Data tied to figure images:

↓

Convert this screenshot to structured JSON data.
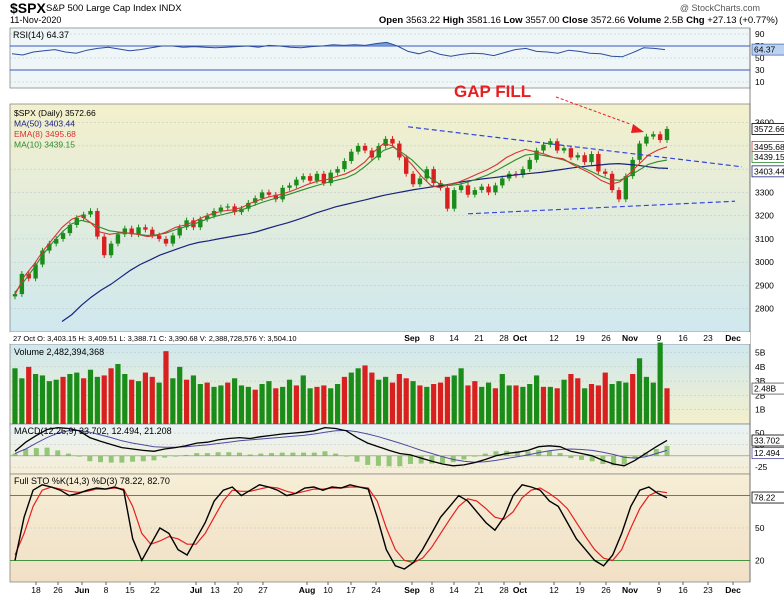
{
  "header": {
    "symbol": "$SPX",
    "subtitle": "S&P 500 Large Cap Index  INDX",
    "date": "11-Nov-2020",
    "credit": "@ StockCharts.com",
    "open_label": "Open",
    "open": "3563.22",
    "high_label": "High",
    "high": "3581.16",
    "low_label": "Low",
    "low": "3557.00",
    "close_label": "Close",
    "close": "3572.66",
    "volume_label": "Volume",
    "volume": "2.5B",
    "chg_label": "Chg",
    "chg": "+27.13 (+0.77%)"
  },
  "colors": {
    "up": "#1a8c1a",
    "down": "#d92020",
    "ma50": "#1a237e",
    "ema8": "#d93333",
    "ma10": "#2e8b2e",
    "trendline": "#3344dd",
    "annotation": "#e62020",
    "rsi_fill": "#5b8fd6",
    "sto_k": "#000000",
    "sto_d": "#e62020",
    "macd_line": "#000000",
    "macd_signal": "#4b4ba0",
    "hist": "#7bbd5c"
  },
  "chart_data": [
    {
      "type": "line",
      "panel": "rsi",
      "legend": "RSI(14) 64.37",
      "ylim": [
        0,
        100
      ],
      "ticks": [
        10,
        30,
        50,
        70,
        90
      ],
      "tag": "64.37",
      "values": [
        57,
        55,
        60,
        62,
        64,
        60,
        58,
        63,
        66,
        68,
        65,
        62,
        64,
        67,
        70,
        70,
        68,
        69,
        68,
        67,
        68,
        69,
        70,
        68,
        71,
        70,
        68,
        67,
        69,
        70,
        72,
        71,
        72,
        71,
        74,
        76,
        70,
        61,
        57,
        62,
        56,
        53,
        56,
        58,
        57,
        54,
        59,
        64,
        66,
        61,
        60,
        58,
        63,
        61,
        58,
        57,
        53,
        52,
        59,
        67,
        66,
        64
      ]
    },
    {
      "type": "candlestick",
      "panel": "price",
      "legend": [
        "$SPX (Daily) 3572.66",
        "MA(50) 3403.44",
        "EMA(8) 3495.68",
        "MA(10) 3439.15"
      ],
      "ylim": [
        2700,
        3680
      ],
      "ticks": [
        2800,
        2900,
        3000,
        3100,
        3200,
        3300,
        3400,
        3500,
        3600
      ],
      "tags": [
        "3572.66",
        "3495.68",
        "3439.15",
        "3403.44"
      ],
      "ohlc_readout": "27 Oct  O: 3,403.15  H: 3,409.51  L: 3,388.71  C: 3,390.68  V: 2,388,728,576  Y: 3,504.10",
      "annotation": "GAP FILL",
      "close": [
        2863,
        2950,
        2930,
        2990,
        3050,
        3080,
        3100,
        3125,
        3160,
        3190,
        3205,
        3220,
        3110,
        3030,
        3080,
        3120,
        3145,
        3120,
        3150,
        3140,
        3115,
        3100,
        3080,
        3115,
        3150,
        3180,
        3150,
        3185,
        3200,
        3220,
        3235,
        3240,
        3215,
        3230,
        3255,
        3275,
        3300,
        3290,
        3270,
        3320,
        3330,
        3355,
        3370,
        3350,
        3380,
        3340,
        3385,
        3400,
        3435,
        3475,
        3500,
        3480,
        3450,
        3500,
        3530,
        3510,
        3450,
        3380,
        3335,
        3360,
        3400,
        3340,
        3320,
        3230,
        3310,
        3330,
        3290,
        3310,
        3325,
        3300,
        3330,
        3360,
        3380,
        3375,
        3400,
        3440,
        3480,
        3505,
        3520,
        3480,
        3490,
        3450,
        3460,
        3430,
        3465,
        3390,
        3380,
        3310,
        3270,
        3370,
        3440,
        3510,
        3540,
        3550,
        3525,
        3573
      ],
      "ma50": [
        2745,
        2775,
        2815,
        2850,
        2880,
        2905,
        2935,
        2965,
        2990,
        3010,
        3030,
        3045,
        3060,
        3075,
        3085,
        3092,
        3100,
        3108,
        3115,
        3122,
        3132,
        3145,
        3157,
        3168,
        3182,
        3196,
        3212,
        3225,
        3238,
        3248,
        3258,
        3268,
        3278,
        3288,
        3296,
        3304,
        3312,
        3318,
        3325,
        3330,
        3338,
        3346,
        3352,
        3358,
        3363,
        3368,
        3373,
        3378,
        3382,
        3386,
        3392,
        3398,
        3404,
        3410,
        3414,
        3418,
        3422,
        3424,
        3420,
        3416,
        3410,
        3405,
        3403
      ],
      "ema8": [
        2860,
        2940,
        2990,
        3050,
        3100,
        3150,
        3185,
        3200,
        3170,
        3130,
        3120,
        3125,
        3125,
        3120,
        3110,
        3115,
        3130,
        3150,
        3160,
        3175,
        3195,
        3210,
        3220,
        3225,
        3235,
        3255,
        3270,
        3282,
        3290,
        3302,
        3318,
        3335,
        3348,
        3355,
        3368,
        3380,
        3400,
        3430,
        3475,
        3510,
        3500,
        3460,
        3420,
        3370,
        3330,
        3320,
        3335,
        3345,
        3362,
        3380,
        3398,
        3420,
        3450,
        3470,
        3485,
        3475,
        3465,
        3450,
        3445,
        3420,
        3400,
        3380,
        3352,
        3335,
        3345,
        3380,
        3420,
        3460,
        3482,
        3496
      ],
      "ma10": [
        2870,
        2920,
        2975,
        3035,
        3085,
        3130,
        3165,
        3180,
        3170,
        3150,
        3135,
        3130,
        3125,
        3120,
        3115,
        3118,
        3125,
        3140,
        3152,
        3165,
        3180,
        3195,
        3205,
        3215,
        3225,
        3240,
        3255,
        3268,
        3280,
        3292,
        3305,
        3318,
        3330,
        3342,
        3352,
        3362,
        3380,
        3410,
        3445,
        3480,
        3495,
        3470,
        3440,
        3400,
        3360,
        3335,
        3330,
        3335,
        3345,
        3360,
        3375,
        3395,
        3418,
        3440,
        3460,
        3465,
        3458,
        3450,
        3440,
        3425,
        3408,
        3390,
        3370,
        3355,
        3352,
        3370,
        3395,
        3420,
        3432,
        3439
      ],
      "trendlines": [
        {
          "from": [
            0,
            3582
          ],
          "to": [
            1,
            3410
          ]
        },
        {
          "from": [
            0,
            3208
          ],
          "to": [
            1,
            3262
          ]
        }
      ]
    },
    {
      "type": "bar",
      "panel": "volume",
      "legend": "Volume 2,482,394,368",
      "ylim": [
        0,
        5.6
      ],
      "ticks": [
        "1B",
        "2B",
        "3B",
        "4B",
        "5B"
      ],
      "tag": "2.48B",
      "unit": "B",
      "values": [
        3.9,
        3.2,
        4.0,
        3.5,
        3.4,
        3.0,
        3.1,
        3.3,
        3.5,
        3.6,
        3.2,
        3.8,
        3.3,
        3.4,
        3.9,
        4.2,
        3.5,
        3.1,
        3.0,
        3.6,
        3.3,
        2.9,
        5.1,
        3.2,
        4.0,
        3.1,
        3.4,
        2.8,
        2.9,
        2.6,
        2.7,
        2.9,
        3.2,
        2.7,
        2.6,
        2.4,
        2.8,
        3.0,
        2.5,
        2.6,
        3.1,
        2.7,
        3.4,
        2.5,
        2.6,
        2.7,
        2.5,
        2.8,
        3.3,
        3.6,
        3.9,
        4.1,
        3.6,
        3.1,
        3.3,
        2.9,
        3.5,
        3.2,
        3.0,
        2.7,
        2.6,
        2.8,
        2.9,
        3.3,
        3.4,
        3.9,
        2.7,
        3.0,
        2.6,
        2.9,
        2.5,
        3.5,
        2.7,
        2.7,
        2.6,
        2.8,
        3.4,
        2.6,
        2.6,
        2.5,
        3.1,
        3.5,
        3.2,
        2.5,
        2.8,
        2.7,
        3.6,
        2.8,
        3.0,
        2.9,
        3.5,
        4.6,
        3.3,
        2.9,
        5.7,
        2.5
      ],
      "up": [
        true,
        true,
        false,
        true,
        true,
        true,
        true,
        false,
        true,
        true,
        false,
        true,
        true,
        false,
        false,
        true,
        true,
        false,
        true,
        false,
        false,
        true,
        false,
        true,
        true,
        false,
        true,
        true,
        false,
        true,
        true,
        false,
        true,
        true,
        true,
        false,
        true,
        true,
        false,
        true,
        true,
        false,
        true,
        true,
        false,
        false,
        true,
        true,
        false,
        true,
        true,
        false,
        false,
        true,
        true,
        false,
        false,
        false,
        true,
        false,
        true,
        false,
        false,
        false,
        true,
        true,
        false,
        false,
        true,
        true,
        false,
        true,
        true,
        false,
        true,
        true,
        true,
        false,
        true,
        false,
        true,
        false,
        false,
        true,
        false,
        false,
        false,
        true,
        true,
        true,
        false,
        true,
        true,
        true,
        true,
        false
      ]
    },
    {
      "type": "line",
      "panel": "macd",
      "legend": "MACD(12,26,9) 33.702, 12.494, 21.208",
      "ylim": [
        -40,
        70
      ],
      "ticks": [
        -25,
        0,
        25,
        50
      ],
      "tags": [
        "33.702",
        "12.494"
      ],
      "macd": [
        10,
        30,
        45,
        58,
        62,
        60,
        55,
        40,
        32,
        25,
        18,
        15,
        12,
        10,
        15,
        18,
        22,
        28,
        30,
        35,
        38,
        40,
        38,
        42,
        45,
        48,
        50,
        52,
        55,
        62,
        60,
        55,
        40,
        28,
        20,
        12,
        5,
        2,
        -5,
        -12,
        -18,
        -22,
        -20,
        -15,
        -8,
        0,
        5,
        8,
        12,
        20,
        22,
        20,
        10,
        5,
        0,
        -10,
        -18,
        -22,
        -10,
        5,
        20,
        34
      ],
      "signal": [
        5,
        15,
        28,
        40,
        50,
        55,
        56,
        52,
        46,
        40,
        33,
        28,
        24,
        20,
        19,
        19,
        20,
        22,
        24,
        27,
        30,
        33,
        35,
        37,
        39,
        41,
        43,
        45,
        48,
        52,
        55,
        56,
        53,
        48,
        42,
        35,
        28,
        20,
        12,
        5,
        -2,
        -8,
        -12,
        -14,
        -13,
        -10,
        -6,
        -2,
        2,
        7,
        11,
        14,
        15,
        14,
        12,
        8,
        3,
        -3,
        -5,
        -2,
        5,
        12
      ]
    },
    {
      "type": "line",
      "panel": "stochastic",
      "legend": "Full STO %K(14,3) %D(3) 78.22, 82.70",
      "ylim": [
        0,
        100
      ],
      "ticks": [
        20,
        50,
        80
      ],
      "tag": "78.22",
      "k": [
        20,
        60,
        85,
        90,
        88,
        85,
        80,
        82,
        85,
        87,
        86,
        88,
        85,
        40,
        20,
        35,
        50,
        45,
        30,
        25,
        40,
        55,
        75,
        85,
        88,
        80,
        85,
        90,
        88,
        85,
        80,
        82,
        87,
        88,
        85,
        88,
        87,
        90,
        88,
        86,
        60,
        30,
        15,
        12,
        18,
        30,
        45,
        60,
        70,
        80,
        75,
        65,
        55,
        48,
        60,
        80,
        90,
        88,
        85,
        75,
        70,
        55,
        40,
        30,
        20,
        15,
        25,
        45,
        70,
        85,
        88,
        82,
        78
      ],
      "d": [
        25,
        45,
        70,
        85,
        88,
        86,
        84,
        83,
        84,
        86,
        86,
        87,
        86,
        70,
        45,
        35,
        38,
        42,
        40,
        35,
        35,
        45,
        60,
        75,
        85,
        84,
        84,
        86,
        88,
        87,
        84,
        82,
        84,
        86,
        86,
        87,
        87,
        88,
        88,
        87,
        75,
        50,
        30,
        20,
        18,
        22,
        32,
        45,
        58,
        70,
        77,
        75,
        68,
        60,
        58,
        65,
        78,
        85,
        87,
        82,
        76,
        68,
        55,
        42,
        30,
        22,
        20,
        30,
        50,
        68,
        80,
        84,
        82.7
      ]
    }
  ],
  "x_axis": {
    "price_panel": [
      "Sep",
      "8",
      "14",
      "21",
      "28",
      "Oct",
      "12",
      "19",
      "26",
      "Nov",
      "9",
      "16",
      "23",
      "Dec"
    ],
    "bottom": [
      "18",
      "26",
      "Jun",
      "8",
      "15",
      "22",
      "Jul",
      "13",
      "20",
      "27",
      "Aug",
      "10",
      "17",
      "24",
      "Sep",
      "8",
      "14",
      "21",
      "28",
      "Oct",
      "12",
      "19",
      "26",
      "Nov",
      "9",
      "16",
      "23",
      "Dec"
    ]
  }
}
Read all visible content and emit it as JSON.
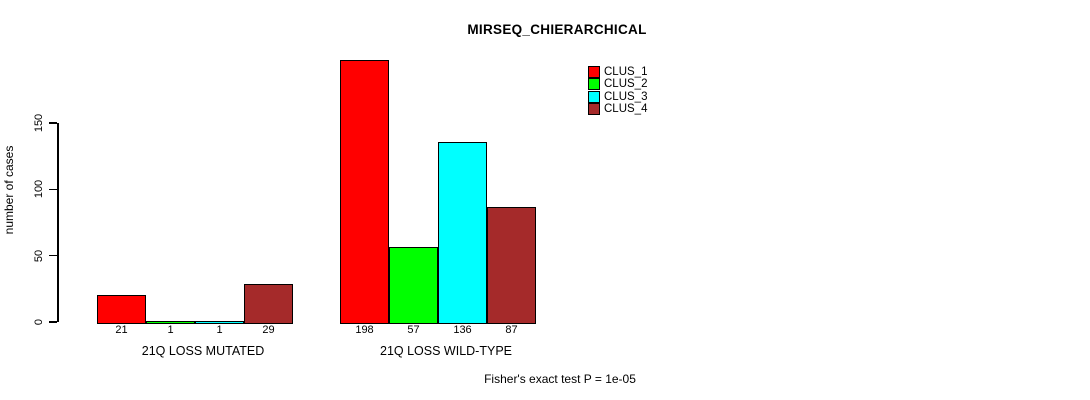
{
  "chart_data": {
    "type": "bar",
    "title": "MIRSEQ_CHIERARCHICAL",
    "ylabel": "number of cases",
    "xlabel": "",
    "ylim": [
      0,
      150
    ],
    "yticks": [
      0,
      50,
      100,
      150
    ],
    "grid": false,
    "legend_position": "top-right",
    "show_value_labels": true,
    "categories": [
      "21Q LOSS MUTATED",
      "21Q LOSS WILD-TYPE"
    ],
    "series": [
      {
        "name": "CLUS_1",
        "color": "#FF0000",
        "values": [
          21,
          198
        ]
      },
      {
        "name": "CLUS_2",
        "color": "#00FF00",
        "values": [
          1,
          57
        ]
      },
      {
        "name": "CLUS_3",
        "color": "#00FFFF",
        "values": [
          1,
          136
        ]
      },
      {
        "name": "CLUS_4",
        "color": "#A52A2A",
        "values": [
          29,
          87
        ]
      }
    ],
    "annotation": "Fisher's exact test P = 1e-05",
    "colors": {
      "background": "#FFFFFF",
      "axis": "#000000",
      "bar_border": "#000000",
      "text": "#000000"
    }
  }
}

↑

*WHAT YOU WILL DO:* Pictures must be left out. Repeat exactly the lines from the one containing "Read all visible content and emit it as JSON." through the final line of the data.

*TASK RESPONSE:*
Read all visible content and emit it as JSON.
{
  "chart_data": {
    "type": "bar",
    "title": "MIRSEQ_CHIERARCHICAL",
    "ylabel": "number of cases",
    "xlabel": "",
    "ylim": [
      0,
      150
    ],
    "yticks": [
      0,
      50,
      100,
      150
    ],
    "grid": false,
    "legend_position": "top-right",
    "show_value_labels": true,
    "categories": [
      "21Q LOSS MUTATED",
      "21Q LOSS WILD-TYPE"
    ],
    "series": [
      {
        "name": "CLUS_1",
        "color": "#FF0000",
        "values": [
          21,
          198
        ]
      },
      {
        "name": "CLUS_2",
        "color": "#00FF00",
        "values": [
          1,
          57
        ]
      },
      {
        "name": "CLUS_3",
        "color": "#00FFFF",
        "values": [
          1,
          136
        ]
      },
      {
        "name": "CLUS_4",
        "color": "#A52A2A",
        "values": [
          29,
          87
        ]
      }
    ],
    "annotation": "Fisher's exact test P = 1e-05",
    "colors": {
      "background": "#FFFFFF",
      "axis": "#000000",
      "bar_border": "#000000",
      "text": "#000000"
    }
  }
}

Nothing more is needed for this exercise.